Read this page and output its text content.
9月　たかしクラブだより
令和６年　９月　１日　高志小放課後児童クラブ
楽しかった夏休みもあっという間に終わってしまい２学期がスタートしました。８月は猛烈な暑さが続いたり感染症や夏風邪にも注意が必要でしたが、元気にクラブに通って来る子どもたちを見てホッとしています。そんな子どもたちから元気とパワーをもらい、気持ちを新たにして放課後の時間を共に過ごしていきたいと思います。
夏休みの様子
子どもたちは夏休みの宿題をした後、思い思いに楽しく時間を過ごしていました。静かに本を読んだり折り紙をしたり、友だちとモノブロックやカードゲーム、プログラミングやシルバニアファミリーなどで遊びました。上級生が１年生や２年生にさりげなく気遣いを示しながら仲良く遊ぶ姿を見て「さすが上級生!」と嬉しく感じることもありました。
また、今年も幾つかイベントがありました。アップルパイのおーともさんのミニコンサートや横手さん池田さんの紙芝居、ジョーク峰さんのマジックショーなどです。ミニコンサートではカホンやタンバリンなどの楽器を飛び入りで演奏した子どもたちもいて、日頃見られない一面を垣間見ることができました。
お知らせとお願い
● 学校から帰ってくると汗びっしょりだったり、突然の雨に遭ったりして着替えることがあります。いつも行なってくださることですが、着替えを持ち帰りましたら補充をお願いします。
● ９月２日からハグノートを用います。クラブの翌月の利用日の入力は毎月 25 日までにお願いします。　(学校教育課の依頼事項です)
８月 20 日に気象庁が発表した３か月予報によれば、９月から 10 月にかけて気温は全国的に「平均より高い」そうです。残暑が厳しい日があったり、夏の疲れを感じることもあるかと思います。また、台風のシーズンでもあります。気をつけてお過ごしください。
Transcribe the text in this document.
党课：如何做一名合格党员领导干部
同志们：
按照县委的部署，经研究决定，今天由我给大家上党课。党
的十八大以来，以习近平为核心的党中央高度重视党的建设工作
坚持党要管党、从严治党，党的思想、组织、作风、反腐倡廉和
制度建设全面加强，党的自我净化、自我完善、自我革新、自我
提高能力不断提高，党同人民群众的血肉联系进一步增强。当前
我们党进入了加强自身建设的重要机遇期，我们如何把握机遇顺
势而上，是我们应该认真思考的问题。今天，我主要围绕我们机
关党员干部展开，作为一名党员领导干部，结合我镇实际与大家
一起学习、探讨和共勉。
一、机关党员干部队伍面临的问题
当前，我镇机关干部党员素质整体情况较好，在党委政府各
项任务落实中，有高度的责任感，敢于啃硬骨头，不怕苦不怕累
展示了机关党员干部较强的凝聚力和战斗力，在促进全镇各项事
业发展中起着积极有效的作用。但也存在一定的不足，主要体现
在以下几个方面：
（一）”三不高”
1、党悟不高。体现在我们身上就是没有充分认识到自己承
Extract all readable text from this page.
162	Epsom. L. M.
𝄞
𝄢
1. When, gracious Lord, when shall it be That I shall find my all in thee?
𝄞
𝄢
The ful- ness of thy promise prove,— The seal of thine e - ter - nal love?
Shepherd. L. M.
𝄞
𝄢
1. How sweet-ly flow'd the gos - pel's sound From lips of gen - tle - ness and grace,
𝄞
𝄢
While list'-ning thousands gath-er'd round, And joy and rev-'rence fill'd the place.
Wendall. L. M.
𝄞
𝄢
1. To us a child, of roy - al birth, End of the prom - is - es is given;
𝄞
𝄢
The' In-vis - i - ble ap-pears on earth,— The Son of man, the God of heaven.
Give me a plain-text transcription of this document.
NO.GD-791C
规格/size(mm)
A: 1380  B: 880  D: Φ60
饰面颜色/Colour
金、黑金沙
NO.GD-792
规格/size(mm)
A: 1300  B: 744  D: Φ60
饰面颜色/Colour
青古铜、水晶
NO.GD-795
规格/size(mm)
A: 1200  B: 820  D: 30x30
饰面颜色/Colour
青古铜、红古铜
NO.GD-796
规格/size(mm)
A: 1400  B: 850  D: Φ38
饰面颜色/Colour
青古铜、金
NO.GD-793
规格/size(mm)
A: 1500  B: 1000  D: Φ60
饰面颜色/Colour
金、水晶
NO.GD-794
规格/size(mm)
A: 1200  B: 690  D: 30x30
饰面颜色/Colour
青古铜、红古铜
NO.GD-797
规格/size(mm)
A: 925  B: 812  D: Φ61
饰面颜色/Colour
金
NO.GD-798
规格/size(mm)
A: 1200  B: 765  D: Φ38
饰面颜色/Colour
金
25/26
◇ ◇ ◇ ◇ ◇ ◇ ◇
**TASK BRIEF:** Take the listing above and set it down exactly.

**THE ANSWER:**
Read this page and output its text content.
9月　たかしクラブだより
令和６年　９月　１日　高志小放課後児童クラブ
楽しかった夏休みもあっという間に終わってしまい２学期がスタートしました。８月は猛烈な暑さが続いたり感染症や夏風邪にも注意が必要でしたが、元気にクラブに通って来る子どもたちを見てホッとしています。そんな子どもたちから元気とパワーをもらい、気持ちを新たにして放課後の時間を共に過ごしていきたいと思います。
夏休みの様子
子どもたちは夏休みの宿題をした後、思い思いに楽しく時間を過ごしていました。静かに本を読んだり折り紙をしたり、友だちとモノブロックやカードゲーム、プログラミングやシルバニアファミリーなどで遊びました。上級生が１年生や２年生にさりげなく気遣いを示しながら仲良く遊ぶ姿を見て「さすが上級生!」と嬉しく感じることもありました。
また、今年も幾つかイベントがありました。アップルパイのおーともさんのミニコンサートや横手さん池田さんの紙芝居、ジョーク峰さんのマジックショーなどです。ミニコンサートではカホンやタンバリンなどの楽器を飛び入りで演奏した子どもたちもいて、日頃見られない一面を垣間見ることができました。
お知らせとお願い
● 学校から帰ってくると汗びっしょりだったり、突然の雨に遭ったりして着替えることがあります。いつも行なってくださることですが、着替えを持ち帰りましたら補充をお願いします。
● ９月２日からハグノートを用います。クラブの翌月の利用日の入力は毎月 25 日までにお願いします。　(学校教育課の依頼事項です)
８月 20 日に気象庁が発表した３か月予報によれば、９月から 10 月にかけて気温は全国的に「平均より高い」そうです。残暑が厳しい日があったり、夏の疲れを感じることもあるかと思います。また、台風のシーズンでもあります。気をつけてお過ごしください。
Transcribe the text in this document.
党课：如何做一名合格党员领导干部
同志们：
按照县委的部署，经研究决定，今天由我给大家上党课。党
的十八大以来，以习近平为核心的党中央高度重视党的建设工作
坚持党要管党、从严治党，党的思想、组织、作风、反腐倡廉和
制度建设全面加强，党的自我净化、自我完善、自我革新、自我
提高能力不断提高，党同人民群众的血肉联系进一步增强。当前
我们党进入了加强自身建设的重要机遇期，我们如何把握机遇顺
势而上，是我们应该认真思考的问题。今天，我主要围绕我们机
关党员干部展开，作为一名党员领导干部，结合我镇实际与大家
一起学习、探讨和共勉。
一、机关党员干部队伍面临的问题
当前，我镇机关干部党员素质整体情况较好，在党委政府各
项任务落实中，有高度的责任感，敢于啃硬骨头，不怕苦不怕累
展示了机关党员干部较强的凝聚力和战斗力，在促进全镇各项事
业发展中起着积极有效的作用。但也存在一定的不足，主要体现
在以下几个方面：
（一）”三不高”
1、党悟不高。体现在我们身上就是没有充分认识到自己承
Extract all readable text from this page.
162	Epsom. L. M.
𝄞
𝄢
1. When, gracious Lord, when shall it be That I shall find my all in thee?
𝄞
𝄢
The ful- ness of thy promise prove,— The seal of thine e - ter - nal love?
Shepherd. L. M.
𝄞
𝄢
1. How sweet-ly flow'd the gos - pel's sound From lips of gen - tle - ness and grace,
𝄞
𝄢
While list'-ning thousands gath-er'd round, And joy and rev-'rence fill'd the place.
Wendall. L. M.
𝄞
𝄢
1. To us a child, of roy - al birth, End of the prom - is - es is given;
𝄞
𝄢
The' In-vis - i - ble ap-pears on earth,— The Son of man, the God of heaven.
Give me a plain-text transcription of this document.
NO.GD-791C
规格/size(mm)
A: 1380  B: 880  D: Φ60
饰面颜色/Colour
金、黑金沙
NO.GD-792
规格/size(mm)
A: 1300  B: 744  D: Φ60
饰面颜色/Colour
青古铜、水晶
NO.GD-795
规格/size(mm)
A: 1200  B: 820  D: 30x30
饰面颜色/Colour
青古铜、红古铜
NO.GD-796
规格/size(mm)
A: 1400  B: 850  D: Φ38
饰面颜色/Colour
青古铜、金
NO.GD-793
规格/size(mm)
A: 1500  B: 1000  D: Φ60
饰面颜色/Colour
金、水晶
NO.GD-794
规格/size(mm)
A: 1200  B: 690  D: 30x30
饰面颜色/Colour
青古铜、红古铜
NO.GD-797
规格/size(mm)
A: 925  B: 812  D: Φ61
饰面颜色/Colour
金
NO.GD-798
规格/size(mm)
A: 1200  B: 765  D: Φ38
饰面颜色/Colour
金
25/26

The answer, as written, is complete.